**Problems**
1. In the ACK node pool configuration text, what system disk type is set in the example?
2. Please write the next part of the ACK node pool configuration text, picking up right after its last line.

**Selected excerpt**

= = = = = = =

Parameter	Description	Value in this example
`cluster_spec`	Cluster edition	`ack.pro.small` (ACK Pro)
`scaling_config.min_size`	Minimum number of nodes the pool maintains	`1`
`scaling_config.max_size`	Maximum number of nodes the pool can scale to	`10`
`instance_types`	ECS instance types for worker nodes	`ecs.g6.2xlarge`, `ecs.g6.xlarge`
`system_disk_category`	System disk type	`cloud_efficiency` (ultra disk)
`system_disk_size`	System disk size in GiB	`100`
`data_disks.category`	Data disk type	`cloud_essd`
`data_disks.size`	Data disk size in GiB	`120`
`image_type`	OS image	`AliyunLinux3`
`install_cloud_monitor`	Install the CloudMonitor agent on nodes	`true`

Deploy the configuration

Save the configuration to a .tf file, then initialize Terraform: Expected output:

   terraform init

   Terraform has been successfully initialized!

= = = = = = =

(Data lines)

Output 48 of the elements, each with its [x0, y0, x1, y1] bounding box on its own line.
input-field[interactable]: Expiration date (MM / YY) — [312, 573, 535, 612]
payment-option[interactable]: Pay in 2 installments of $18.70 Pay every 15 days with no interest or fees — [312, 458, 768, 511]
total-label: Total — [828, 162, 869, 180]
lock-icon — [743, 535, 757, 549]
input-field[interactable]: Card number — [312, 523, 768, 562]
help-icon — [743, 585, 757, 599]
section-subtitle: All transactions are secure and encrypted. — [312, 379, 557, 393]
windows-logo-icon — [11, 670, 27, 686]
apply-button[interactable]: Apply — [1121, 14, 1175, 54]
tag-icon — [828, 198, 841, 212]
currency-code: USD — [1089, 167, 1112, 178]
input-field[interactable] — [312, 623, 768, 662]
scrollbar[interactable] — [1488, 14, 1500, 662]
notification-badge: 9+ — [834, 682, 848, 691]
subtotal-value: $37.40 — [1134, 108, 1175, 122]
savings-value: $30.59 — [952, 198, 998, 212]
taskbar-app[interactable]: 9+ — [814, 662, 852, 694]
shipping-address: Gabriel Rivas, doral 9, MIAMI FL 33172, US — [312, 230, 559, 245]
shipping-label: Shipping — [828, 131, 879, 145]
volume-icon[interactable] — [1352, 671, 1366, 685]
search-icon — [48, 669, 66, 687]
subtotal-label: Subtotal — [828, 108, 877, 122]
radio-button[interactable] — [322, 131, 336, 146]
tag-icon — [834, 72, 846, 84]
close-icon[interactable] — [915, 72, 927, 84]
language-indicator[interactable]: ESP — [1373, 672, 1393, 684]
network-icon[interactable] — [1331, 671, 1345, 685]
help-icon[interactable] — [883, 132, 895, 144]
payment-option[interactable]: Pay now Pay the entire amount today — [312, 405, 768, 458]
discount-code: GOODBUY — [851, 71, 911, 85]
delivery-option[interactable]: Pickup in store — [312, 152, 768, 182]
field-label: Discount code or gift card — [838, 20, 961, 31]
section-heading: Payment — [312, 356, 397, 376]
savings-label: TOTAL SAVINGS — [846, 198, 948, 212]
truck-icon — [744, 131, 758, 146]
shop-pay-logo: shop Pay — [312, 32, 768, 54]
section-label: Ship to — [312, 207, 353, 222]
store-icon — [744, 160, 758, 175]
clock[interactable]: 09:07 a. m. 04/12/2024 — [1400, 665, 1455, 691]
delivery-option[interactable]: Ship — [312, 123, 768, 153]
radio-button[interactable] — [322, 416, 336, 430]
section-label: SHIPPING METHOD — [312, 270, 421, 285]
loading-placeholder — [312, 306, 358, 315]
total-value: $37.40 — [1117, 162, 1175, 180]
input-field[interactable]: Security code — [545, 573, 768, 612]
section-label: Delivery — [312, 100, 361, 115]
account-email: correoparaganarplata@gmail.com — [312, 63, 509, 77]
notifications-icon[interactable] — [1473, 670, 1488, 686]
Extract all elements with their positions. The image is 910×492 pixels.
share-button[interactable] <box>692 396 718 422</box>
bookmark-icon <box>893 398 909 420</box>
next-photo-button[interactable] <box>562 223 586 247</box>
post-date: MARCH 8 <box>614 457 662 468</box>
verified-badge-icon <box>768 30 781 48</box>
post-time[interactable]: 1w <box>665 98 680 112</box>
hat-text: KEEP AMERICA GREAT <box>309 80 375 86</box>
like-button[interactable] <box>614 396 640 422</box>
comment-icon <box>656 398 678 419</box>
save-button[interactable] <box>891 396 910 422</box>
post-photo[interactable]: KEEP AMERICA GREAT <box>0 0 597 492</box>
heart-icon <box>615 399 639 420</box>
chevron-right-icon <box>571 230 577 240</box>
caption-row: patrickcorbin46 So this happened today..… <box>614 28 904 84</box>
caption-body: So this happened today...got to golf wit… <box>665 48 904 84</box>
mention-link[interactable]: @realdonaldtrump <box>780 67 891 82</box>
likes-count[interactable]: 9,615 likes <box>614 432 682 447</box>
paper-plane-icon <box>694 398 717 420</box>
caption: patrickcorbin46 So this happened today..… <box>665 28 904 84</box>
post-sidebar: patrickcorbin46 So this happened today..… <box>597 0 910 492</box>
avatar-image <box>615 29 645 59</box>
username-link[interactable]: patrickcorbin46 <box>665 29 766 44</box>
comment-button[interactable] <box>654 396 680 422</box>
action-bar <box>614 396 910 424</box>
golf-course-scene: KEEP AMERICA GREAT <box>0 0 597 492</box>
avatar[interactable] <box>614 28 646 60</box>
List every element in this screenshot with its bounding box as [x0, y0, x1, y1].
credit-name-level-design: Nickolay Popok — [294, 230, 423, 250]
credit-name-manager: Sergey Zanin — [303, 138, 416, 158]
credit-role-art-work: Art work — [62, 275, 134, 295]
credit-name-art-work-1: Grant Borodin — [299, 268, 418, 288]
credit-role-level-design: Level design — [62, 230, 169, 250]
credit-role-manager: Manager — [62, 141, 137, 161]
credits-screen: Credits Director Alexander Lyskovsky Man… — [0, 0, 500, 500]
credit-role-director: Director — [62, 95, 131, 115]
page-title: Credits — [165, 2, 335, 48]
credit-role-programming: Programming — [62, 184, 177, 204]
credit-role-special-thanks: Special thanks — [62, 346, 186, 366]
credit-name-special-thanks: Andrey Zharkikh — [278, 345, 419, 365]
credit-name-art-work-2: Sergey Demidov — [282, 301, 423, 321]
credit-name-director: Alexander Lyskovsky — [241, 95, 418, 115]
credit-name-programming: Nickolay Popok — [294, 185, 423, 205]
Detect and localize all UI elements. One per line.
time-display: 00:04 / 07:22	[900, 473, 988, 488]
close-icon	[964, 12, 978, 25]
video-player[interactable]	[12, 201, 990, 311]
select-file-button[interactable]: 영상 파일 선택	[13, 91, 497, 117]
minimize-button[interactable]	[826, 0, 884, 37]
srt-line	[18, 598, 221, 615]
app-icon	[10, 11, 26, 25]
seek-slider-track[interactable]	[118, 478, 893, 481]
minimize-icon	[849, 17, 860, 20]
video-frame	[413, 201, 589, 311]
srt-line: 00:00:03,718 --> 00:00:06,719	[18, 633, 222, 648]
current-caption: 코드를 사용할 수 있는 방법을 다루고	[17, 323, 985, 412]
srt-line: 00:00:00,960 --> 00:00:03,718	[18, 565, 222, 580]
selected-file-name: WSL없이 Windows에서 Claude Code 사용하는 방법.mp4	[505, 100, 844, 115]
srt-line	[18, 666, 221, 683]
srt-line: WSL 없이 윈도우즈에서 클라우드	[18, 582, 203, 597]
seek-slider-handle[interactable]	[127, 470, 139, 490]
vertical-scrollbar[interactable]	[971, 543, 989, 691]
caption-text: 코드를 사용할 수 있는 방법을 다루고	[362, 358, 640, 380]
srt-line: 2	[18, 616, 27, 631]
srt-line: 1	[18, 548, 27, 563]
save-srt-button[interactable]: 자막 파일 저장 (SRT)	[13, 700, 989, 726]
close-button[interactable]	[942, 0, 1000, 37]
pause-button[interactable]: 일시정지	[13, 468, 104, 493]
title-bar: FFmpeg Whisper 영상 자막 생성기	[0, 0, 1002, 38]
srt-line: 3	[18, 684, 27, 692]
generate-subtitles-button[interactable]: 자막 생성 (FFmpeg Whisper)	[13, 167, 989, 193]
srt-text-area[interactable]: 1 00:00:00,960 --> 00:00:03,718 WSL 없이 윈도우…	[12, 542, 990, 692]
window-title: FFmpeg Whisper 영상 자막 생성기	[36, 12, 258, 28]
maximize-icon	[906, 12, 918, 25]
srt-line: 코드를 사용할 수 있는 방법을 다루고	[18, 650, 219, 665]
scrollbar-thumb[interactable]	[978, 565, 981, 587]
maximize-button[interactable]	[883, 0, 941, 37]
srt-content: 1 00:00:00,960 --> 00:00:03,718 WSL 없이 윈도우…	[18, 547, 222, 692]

= = = = = = =

**Responses to the exercise**
1. `cloud_efficiency` (ultra disk)

2.
   You may now begin working with Terraform. Try running "terraform plan" to see
   any changes that are required for your infrastructure. All Terraform commands
   should now work.

   If you ever set or change modules or backend configuration for Terraform,
   rerun this command to reinitialize your working directory. If you forget, other
   commands will detect it and remind you to do so if necessary.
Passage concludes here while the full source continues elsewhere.